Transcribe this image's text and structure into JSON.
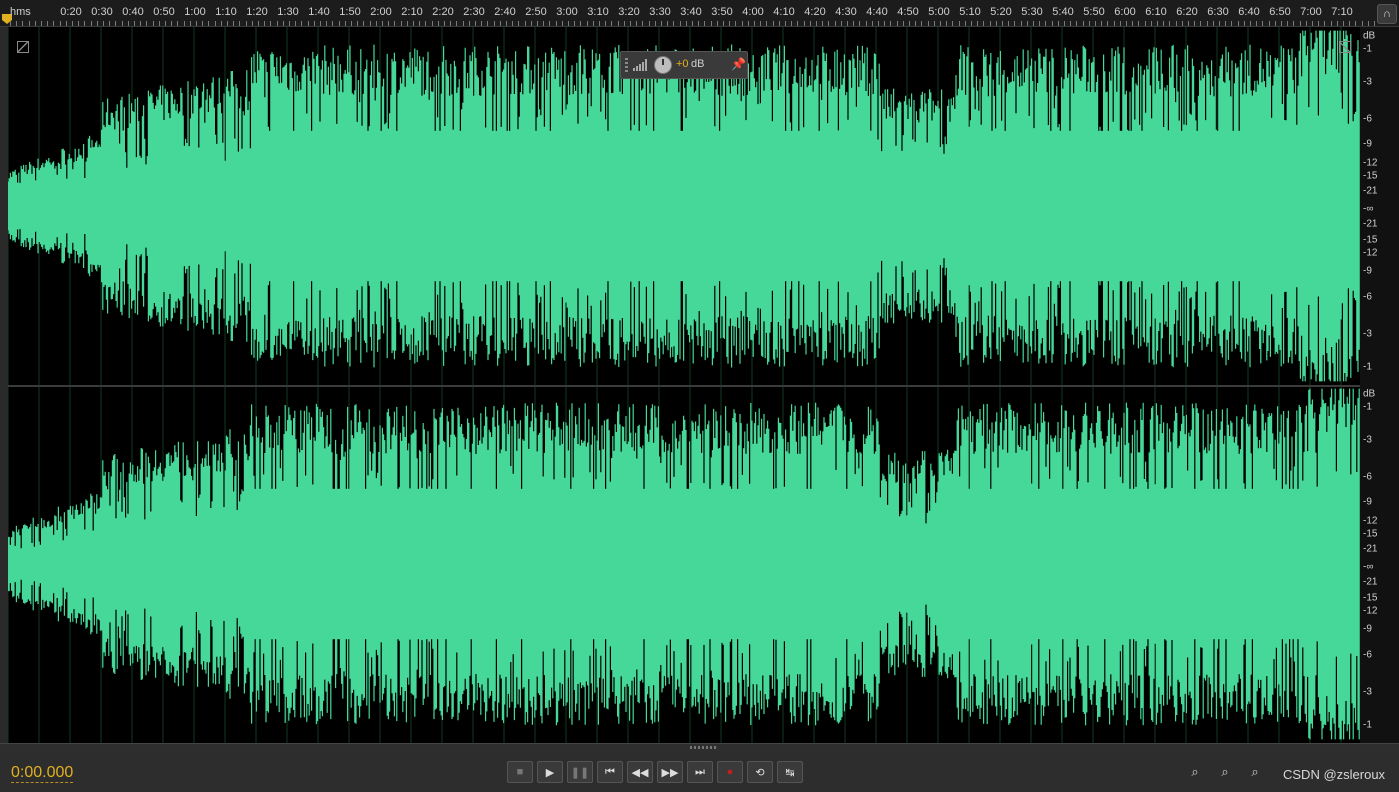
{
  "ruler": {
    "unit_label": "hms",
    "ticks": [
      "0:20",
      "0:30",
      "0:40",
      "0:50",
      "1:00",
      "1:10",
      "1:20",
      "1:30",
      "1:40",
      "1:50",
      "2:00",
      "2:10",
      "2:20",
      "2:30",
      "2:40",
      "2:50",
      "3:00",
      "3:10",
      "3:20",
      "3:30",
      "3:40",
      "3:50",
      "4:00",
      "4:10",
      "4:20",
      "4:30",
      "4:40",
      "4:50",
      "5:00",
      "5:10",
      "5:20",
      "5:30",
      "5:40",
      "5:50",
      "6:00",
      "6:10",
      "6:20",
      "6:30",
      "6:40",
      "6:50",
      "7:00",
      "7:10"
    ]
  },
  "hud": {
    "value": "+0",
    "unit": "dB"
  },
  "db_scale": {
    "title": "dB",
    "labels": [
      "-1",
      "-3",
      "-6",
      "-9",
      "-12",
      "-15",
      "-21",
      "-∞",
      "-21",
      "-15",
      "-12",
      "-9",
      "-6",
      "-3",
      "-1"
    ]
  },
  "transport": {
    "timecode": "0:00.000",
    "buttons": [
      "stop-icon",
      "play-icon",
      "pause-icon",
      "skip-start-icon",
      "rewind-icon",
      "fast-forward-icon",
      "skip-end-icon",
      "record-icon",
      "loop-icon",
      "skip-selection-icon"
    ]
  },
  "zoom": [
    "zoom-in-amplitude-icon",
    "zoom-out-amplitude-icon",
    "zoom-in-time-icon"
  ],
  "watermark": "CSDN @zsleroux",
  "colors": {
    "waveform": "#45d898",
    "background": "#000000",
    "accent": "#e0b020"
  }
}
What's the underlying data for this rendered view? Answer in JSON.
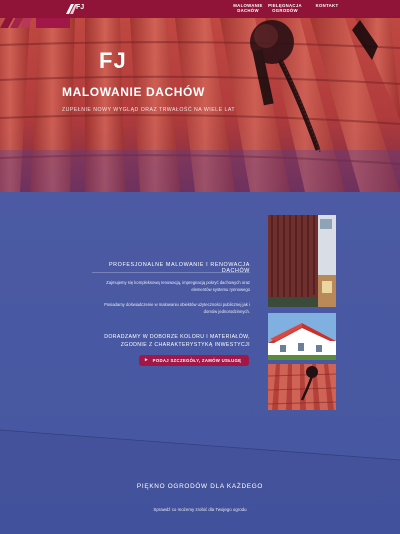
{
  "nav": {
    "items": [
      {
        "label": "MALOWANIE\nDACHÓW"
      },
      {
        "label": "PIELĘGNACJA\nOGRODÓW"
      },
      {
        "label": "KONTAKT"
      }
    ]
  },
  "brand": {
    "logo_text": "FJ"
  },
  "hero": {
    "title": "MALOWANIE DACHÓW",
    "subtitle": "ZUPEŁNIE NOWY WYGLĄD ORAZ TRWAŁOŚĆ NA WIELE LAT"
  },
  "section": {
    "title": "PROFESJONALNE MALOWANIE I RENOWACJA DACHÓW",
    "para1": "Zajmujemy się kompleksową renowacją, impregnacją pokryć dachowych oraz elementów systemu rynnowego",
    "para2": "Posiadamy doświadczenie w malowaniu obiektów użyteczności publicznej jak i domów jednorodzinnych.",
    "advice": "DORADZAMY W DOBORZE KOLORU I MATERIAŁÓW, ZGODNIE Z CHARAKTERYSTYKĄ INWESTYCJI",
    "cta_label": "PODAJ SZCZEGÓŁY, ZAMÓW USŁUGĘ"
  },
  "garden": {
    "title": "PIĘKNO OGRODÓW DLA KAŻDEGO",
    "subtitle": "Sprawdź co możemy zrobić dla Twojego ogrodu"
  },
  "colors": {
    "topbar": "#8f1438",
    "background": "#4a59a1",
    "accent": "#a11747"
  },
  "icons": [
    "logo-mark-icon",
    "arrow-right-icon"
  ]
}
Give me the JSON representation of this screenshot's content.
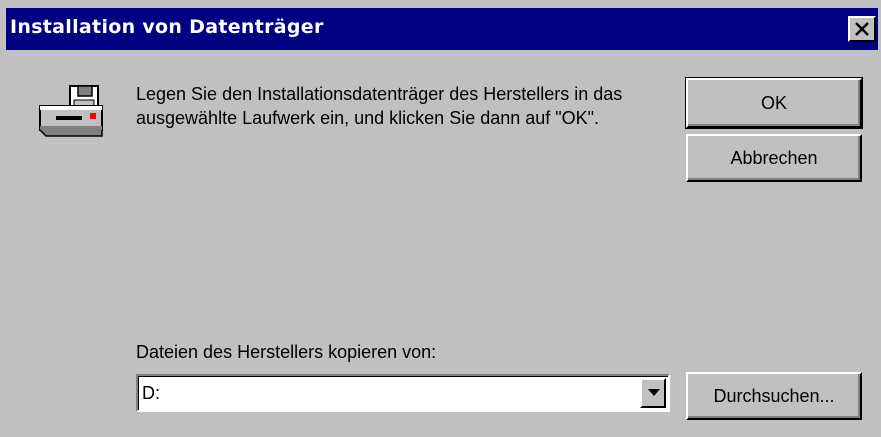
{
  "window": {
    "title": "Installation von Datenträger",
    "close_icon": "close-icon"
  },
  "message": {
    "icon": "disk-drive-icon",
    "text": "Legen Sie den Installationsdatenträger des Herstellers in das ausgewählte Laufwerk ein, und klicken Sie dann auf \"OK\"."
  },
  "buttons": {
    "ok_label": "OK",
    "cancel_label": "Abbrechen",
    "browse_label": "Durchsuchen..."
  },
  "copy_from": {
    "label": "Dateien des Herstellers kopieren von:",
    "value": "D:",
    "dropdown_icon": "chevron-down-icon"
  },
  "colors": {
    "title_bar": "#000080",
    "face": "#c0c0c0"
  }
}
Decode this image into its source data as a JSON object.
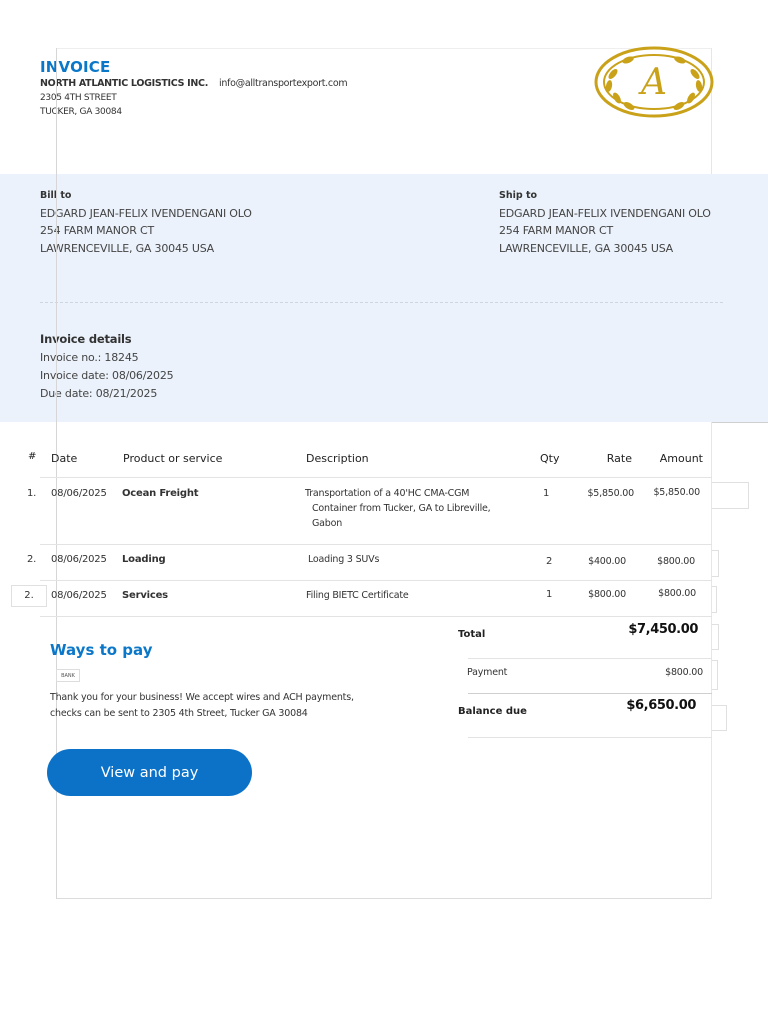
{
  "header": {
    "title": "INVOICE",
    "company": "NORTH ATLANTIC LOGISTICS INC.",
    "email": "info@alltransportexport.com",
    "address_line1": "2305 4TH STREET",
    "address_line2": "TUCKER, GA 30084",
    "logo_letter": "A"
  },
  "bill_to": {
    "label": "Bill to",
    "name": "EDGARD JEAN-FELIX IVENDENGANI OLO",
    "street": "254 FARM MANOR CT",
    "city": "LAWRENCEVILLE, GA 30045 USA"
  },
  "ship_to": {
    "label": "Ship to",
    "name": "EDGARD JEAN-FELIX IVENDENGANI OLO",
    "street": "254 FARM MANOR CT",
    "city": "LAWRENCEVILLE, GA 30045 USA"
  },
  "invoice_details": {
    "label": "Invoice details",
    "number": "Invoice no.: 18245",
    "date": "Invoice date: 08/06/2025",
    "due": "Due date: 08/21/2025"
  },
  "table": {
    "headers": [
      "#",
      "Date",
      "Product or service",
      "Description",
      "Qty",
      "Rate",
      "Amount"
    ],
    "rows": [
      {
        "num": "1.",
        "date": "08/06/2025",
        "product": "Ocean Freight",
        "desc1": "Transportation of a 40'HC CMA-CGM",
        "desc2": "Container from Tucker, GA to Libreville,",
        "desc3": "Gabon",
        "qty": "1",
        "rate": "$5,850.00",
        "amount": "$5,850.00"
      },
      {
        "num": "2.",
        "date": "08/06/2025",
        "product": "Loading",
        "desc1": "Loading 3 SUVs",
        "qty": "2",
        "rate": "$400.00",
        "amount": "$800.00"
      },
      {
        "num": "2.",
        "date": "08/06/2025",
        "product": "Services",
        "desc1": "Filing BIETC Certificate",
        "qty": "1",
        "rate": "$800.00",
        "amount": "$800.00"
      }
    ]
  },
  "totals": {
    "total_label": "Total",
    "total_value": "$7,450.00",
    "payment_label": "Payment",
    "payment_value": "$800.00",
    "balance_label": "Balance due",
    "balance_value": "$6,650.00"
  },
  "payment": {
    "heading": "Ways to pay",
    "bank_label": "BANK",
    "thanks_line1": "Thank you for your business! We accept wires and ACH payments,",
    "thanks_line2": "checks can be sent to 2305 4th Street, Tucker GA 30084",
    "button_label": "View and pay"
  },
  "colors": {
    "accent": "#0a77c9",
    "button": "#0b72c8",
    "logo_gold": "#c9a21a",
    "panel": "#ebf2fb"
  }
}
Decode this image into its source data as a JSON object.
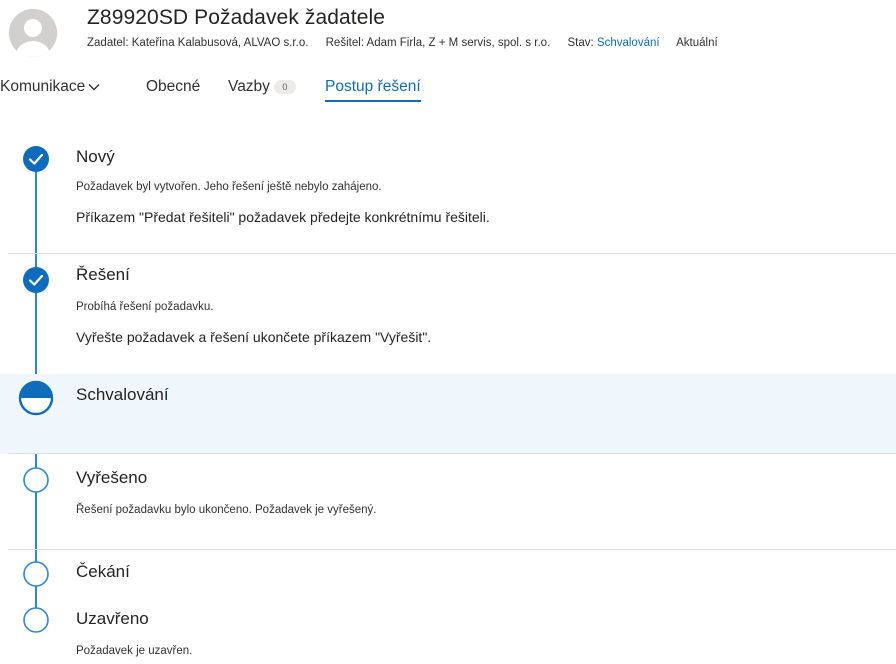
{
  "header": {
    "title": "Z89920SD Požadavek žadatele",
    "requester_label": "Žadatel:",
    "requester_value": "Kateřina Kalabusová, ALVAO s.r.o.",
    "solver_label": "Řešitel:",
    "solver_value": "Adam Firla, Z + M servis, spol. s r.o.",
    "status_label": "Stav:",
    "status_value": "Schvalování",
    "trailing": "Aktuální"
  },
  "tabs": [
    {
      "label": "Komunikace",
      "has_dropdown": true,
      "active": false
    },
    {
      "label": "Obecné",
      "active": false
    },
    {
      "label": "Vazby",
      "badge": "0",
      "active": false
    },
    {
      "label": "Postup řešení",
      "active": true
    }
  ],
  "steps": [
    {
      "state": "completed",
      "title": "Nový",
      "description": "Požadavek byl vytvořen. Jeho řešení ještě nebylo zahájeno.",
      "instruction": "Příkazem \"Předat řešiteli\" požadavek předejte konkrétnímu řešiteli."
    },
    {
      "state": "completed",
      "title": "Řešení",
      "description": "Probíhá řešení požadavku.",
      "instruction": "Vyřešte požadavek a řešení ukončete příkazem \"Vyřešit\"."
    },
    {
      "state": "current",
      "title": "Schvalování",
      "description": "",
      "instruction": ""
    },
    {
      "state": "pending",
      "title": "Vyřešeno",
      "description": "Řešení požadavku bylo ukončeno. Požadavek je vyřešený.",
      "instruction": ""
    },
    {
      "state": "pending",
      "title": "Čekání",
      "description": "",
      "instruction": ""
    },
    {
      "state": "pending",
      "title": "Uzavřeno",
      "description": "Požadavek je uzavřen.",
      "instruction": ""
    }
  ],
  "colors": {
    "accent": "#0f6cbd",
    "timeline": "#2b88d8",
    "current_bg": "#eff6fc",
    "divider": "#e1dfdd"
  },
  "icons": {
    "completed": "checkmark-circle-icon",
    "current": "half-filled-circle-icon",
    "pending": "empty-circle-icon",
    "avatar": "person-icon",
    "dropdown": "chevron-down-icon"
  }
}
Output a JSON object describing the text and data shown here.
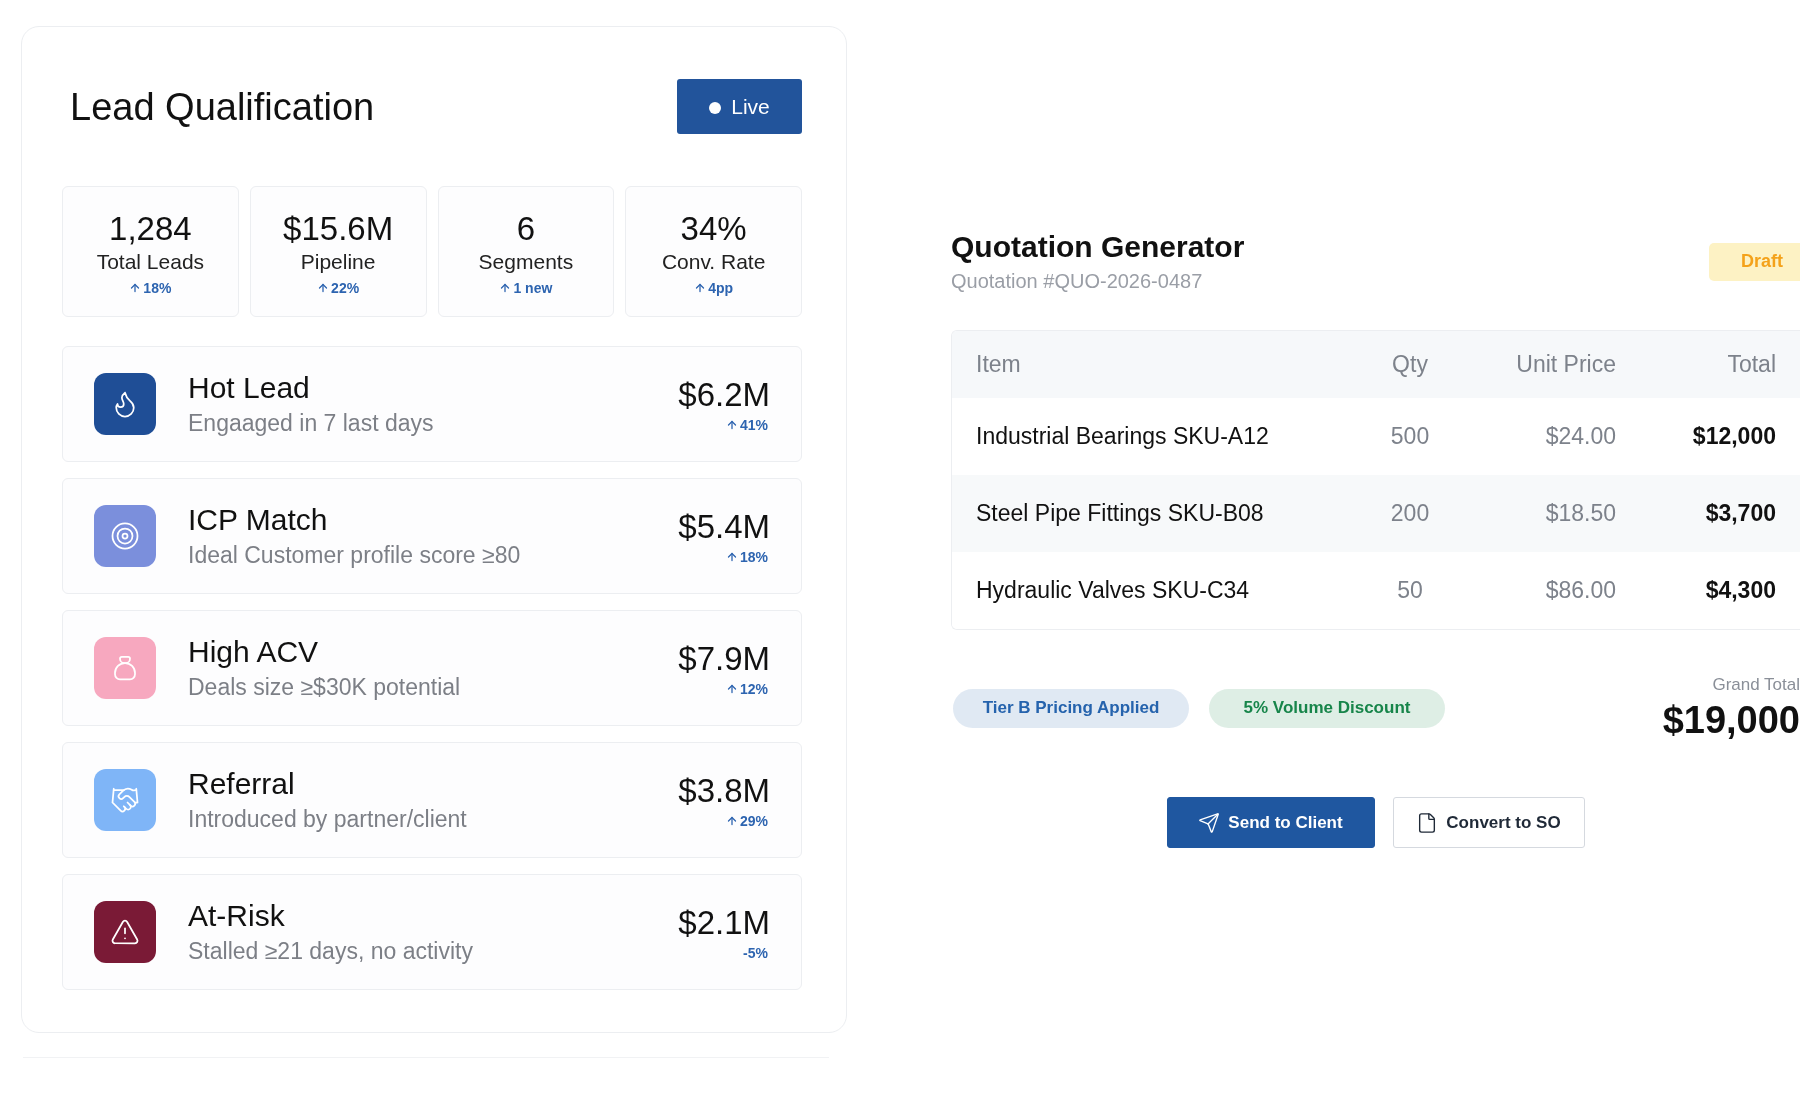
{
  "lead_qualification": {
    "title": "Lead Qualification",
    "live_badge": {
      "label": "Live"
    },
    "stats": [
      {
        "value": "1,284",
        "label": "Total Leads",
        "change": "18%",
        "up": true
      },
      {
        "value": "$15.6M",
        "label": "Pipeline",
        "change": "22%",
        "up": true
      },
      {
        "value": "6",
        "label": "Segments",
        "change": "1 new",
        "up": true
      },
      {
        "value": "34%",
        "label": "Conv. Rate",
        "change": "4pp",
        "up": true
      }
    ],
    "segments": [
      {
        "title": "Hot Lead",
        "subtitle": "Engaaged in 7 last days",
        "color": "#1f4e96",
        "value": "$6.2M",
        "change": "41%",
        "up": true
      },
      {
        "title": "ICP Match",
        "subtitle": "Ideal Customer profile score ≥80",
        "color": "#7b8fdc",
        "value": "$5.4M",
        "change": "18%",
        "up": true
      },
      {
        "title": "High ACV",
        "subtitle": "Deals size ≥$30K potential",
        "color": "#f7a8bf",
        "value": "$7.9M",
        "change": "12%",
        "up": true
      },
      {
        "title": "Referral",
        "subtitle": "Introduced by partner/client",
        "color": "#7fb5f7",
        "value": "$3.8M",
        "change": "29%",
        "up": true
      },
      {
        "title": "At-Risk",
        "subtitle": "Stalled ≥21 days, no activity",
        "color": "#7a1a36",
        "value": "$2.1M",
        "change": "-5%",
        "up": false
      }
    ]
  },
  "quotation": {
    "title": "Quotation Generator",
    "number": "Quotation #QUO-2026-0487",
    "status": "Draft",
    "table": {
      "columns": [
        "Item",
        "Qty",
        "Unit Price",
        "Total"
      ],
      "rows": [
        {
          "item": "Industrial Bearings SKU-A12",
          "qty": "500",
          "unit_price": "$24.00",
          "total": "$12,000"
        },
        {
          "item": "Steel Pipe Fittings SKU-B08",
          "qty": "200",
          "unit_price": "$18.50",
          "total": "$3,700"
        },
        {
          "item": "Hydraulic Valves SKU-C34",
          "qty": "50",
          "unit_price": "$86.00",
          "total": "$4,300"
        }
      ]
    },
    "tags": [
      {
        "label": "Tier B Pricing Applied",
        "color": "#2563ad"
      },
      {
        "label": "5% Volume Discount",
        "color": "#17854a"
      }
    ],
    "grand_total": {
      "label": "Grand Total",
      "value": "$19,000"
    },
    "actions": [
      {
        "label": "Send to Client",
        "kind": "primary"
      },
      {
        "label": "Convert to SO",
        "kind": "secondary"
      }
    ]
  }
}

**What is expected**
Which lines hold the word "chevron"? Copy every one of them.

**Exercise answer**
    "dropdown_icon": "chevron-down-icon"
    "dropdown": "chevron-down-icon"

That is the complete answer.